**Goal:**
Omit every picture and output the rest of the records exactly as they are.
— Start Recorded data —
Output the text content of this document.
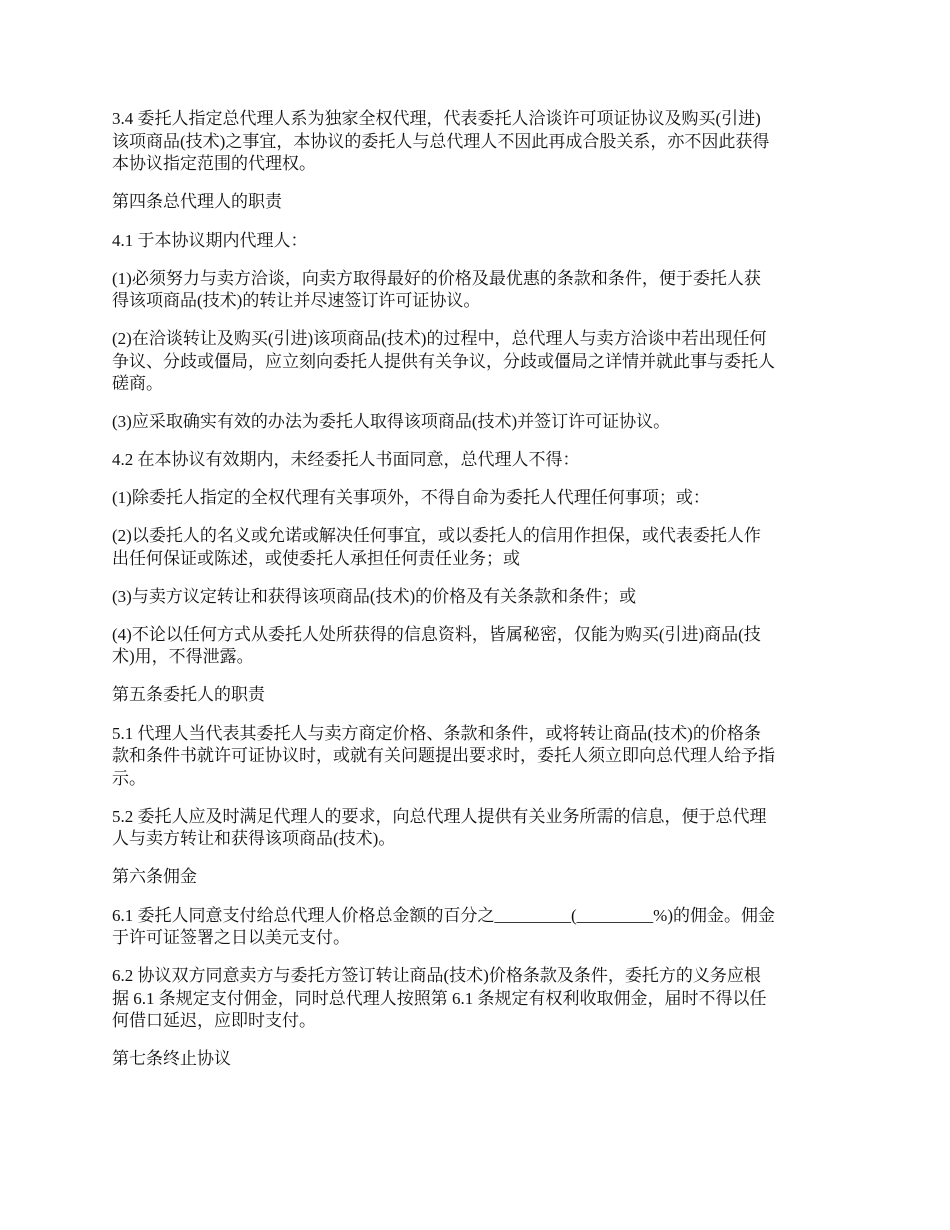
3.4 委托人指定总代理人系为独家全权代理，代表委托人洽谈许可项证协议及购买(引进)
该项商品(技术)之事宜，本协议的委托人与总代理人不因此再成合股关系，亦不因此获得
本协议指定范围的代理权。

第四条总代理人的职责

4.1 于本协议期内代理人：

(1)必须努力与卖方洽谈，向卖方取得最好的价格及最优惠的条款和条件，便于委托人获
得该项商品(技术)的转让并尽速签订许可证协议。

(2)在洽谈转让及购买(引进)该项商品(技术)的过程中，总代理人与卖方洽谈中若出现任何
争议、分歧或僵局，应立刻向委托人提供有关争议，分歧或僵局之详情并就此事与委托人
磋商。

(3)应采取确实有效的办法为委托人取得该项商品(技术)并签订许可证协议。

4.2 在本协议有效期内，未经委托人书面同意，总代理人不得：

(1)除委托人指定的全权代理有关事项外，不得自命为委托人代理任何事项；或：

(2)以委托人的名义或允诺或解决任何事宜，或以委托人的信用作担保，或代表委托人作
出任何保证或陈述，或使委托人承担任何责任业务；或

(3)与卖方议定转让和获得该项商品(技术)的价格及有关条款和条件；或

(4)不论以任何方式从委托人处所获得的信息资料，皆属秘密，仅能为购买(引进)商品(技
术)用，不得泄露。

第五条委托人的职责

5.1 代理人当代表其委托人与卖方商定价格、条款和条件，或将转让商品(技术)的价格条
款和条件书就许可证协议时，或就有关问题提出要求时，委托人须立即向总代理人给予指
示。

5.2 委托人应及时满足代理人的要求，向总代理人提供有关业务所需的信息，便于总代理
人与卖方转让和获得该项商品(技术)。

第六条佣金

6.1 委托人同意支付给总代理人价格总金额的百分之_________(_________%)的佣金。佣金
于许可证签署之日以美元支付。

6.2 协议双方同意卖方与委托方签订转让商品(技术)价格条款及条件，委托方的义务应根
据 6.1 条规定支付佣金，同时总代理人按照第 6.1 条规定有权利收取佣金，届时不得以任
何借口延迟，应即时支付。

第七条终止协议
— End Recorded data —
**Response to this task:**
Output the text content of this document.
3.4 委托人指定总代理人系为独家全权代理，代表委托人洽谈许可项证协议及购买(引进)
该项商品(技术)之事宜，本协议的委托人与总代理人不因此再成合股关系，亦不因此获得
本协议指定范围的代理权。

第四条总代理人的职责

4.1 于本协议期内代理人：

(1)必须努力与卖方洽谈，向卖方取得最好的价格及最优惠的条款和条件，便于委托人获
得该项商品(技术)的转让并尽速签订许可证协议。

(2)在洽谈转让及购买(引进)该项商品(技术)的过程中，总代理人与卖方洽谈中若出现任何
争议、分歧或僵局，应立刻向委托人提供有关争议，分歧或僵局之详情并就此事与委托人
磋商。

(3)应采取确实有效的办法为委托人取得该项商品(技术)并签订许可证协议。

4.2 在本协议有效期内，未经委托人书面同意，总代理人不得：

(1)除委托人指定的全权代理有关事项外，不得自命为委托人代理任何事项；或：

(2)以委托人的名义或允诺或解决任何事宜，或以委托人的信用作担保，或代表委托人作
出任何保证或陈述，或使委托人承担任何责任业务；或

(3)与卖方议定转让和获得该项商品(技术)的价格及有关条款和条件；或

(4)不论以任何方式从委托人处所获得的信息资料，皆属秘密，仅能为购买(引进)商品(技
术)用，不得泄露。

第五条委托人的职责

5.1 代理人当代表其委托人与卖方商定价格、条款和条件，或将转让商品(技术)的价格条
款和条件书就许可证协议时，或就有关问题提出要求时，委托人须立即向总代理人给予指
示。

5.2 委托人应及时满足代理人的要求，向总代理人提供有关业务所需的信息，便于总代理
人与卖方转让和获得该项商品(技术)。

第六条佣金

6.1 委托人同意支付给总代理人价格总金额的百分之_________(_________%)的佣金。佣金
于许可证签署之日以美元支付。

6.2 协议双方同意卖方与委托方签订转让商品(技术)价格条款及条件，委托方的义务应根
据 6.1 条规定支付佣金，同时总代理人按照第 6.1 条规定有权利收取佣金，届时不得以任
何借口延迟，应即时支付。

第七条终止协议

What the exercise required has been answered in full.